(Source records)
************

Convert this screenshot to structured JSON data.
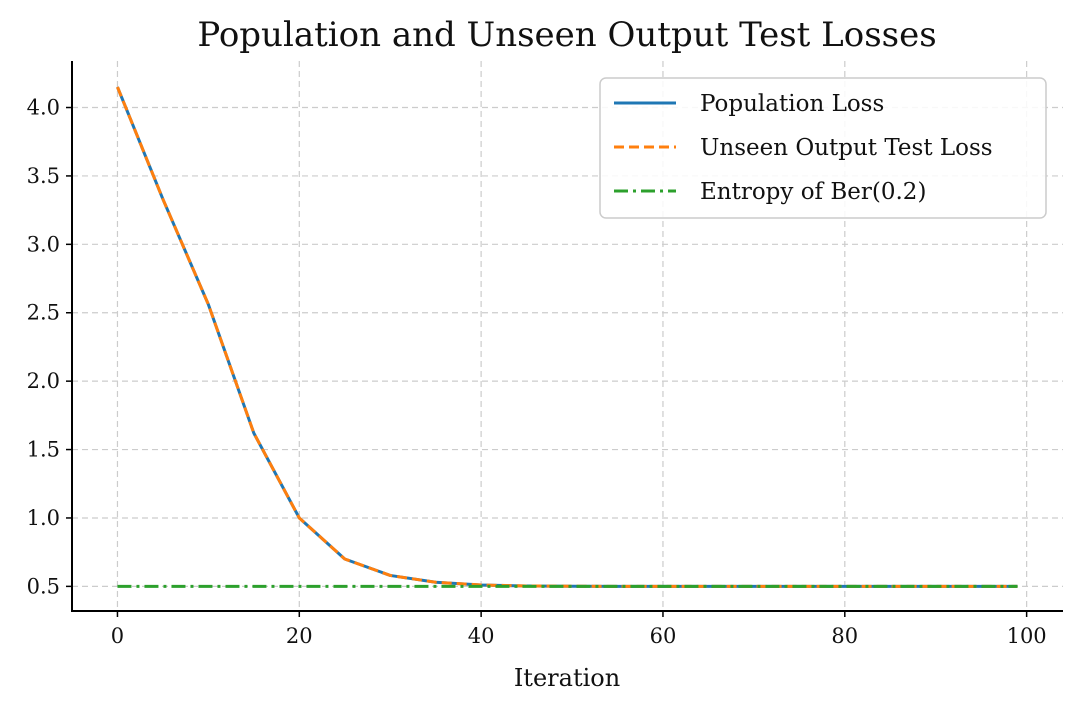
{
  "chart_data": {
    "type": "line",
    "title": "Population and Unseen Output Test Losses",
    "xlabel": "Iteration",
    "ylabel": "",
    "xlim": [
      -5,
      104
    ],
    "ylim": [
      0.32,
      4.34
    ],
    "xticks": [
      0,
      20,
      40,
      60,
      80,
      100
    ],
    "yticks": [
      0.5,
      1.0,
      1.5,
      2.0,
      2.5,
      3.0,
      3.5,
      4.0
    ],
    "xtick_labels": [
      "0",
      "20",
      "40",
      "60",
      "80",
      "100"
    ],
    "ytick_labels": [
      "0.5",
      "1.0",
      "1.5",
      "2.0",
      "2.5",
      "3.0",
      "3.5",
      "4.0"
    ],
    "grid": true,
    "legend_position": "top-right",
    "x": [
      0,
      5,
      10,
      15,
      20,
      25,
      30,
      35,
      40,
      45,
      50,
      55,
      60,
      65,
      70,
      75,
      80,
      85,
      90,
      95,
      99
    ],
    "series": [
      {
        "name": "Population Loss",
        "color": "#1f77b4",
        "style": "solid",
        "values": [
          4.15,
          3.33,
          2.56,
          1.62,
          1.0,
          0.7,
          0.58,
          0.53,
          0.51,
          0.503,
          0.501,
          0.5,
          0.5,
          0.5,
          0.5,
          0.5,
          0.5,
          0.5,
          0.5,
          0.5,
          0.5
        ]
      },
      {
        "name": "Unseen Output Test Loss",
        "color": "#ff7f0e",
        "style": "dashed",
        "values": [
          4.15,
          3.33,
          2.56,
          1.62,
          1.0,
          0.7,
          0.58,
          0.53,
          0.51,
          0.503,
          0.501,
          0.5,
          0.5,
          0.5,
          0.5,
          0.5,
          0.5,
          0.5,
          0.5,
          0.5,
          0.5
        ]
      },
      {
        "name": "Entropy of Ber(0.2)",
        "color": "#2ca02c",
        "style": "dashdot",
        "values": [
          0.5,
          0.5,
          0.5,
          0.5,
          0.5,
          0.5,
          0.5,
          0.5,
          0.5,
          0.5,
          0.5,
          0.5,
          0.5,
          0.5,
          0.5,
          0.5,
          0.5,
          0.5,
          0.5,
          0.5,
          0.5
        ]
      }
    ]
  }
}
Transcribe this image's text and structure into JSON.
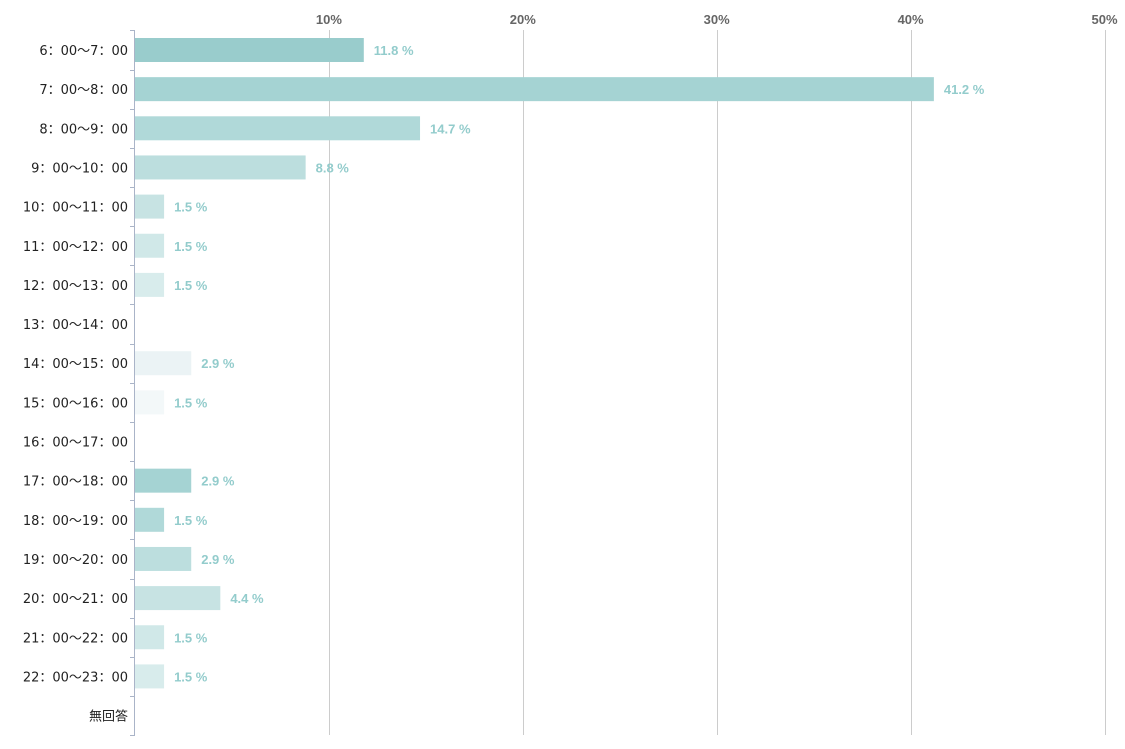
{
  "chart_data": {
    "type": "bar",
    "orientation": "horizontal",
    "categories": [
      "6：00〜7：00",
      "7：00〜8：00",
      "8：00〜9：00",
      "9：00〜10：00",
      "10：00〜11：00",
      "11：00〜12：00",
      "12：00〜13：00",
      "13：00〜14：00",
      "14：00〜15：00",
      "15：00〜16：00",
      "16：00〜17：00",
      "17：00〜18：00",
      "18：00〜19：00",
      "19：00〜20：00",
      "20：00〜21：00",
      "21：00〜22：00",
      "22：00〜23：00",
      "無回答"
    ],
    "values": [
      11.8,
      41.2,
      14.7,
      8.8,
      1.5,
      1.5,
      1.5,
      0,
      2.9,
      1.5,
      0,
      2.9,
      1.5,
      2.9,
      4.4,
      1.5,
      1.5,
      0
    ],
    "value_labels": [
      "11.8 %",
      "41.2 %",
      "14.7 %",
      "8.8 %",
      "1.5 %",
      "1.5 %",
      "1.5 %",
      "",
      "2.9 %",
      "1.5 %",
      "",
      "2.9 %",
      "1.5 %",
      "2.9 %",
      "4.4 %",
      "1.5 %",
      "1.5 %",
      ""
    ],
    "bar_colors": [
      "#99cccc",
      "#a5d3d3",
      "#b0d9d9",
      "#bcdede",
      "#c7e3e3",
      "#d0e8e8",
      "#d8ecec",
      "#e4f1f1",
      "#ebf3f5",
      "#f3f8f9",
      "#ffffff",
      "#a5d3d3",
      "#b0d9d9",
      "#bcdede",
      "#c7e3e3",
      "#d0e8e8",
      "#d8ecec",
      "#e4f1f1"
    ],
    "x_ticks": [
      "10%",
      "20%",
      "30%",
      "40%",
      "50%"
    ],
    "x_tick_values": [
      10,
      20,
      30,
      40,
      50
    ],
    "xlim": [
      0,
      50
    ],
    "grid": true,
    "xlabel": "",
    "ylabel": "",
    "title": ""
  },
  "colors": {
    "value_label": "#93cccc",
    "gridline": "#cccccc",
    "axis": "#aab4c8",
    "tick_text": "#666666",
    "category_text": "#222222"
  }
}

************

Exercise task: Copy each line of the records containing the string "JSON".

Full response:
Convert this screenshot to structured JSON data.
Transcribe this image's text and structure into JSON.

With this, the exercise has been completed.